### Your goal
From the entries that follow, list every line in which the string "উপসর" appears.
[Raw records start]
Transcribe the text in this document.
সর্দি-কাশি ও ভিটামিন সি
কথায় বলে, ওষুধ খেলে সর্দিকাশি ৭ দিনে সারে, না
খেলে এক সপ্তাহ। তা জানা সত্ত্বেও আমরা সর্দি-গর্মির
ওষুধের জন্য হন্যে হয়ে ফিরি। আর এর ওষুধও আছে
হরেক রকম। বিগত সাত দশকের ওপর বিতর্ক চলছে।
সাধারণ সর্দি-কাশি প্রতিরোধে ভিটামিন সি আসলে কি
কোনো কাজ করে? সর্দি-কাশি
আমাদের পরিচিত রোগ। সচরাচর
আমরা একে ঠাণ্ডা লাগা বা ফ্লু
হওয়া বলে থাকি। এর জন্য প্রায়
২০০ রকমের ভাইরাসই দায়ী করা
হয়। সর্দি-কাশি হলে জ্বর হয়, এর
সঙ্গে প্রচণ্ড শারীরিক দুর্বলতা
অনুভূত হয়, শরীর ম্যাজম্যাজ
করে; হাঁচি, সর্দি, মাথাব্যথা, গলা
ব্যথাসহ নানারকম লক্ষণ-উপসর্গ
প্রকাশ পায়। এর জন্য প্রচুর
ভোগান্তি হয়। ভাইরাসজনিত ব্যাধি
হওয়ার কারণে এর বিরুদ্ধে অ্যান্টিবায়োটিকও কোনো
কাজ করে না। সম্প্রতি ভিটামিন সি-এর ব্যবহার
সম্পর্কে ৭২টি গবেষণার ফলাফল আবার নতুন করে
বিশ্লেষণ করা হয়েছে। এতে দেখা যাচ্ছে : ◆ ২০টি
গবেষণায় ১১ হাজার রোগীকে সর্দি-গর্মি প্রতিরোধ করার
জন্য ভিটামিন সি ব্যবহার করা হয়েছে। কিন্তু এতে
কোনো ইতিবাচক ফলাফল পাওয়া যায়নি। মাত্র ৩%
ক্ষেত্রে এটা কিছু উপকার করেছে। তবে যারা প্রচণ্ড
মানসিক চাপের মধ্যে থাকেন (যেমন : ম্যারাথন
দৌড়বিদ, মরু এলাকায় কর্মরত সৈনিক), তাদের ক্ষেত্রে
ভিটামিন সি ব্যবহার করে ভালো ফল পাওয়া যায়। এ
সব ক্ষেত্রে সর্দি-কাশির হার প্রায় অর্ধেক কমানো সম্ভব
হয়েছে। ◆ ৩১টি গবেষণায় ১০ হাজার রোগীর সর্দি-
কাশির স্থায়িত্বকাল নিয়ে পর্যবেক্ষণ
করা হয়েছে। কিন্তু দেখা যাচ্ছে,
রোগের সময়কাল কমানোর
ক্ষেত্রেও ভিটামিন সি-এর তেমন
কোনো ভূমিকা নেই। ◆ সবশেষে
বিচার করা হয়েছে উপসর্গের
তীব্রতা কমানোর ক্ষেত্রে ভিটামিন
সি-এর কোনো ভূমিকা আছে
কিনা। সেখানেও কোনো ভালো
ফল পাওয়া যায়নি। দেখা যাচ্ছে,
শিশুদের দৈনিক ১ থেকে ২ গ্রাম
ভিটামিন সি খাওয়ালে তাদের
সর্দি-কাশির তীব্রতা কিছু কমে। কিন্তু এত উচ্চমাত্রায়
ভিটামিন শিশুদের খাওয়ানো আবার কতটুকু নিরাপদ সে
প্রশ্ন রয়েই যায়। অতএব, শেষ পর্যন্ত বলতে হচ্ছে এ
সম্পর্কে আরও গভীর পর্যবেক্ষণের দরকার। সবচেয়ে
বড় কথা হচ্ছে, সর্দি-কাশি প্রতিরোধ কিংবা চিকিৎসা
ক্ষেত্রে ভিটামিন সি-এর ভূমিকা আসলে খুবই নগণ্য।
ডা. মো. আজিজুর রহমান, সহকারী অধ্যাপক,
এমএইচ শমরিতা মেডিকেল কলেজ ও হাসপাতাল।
[Raw records end]
### Solution to the problem
ব্যথাসহ নানারকম লক্ষণ-উপসর্গ
বিচার করা হয়েছে উপসর্গের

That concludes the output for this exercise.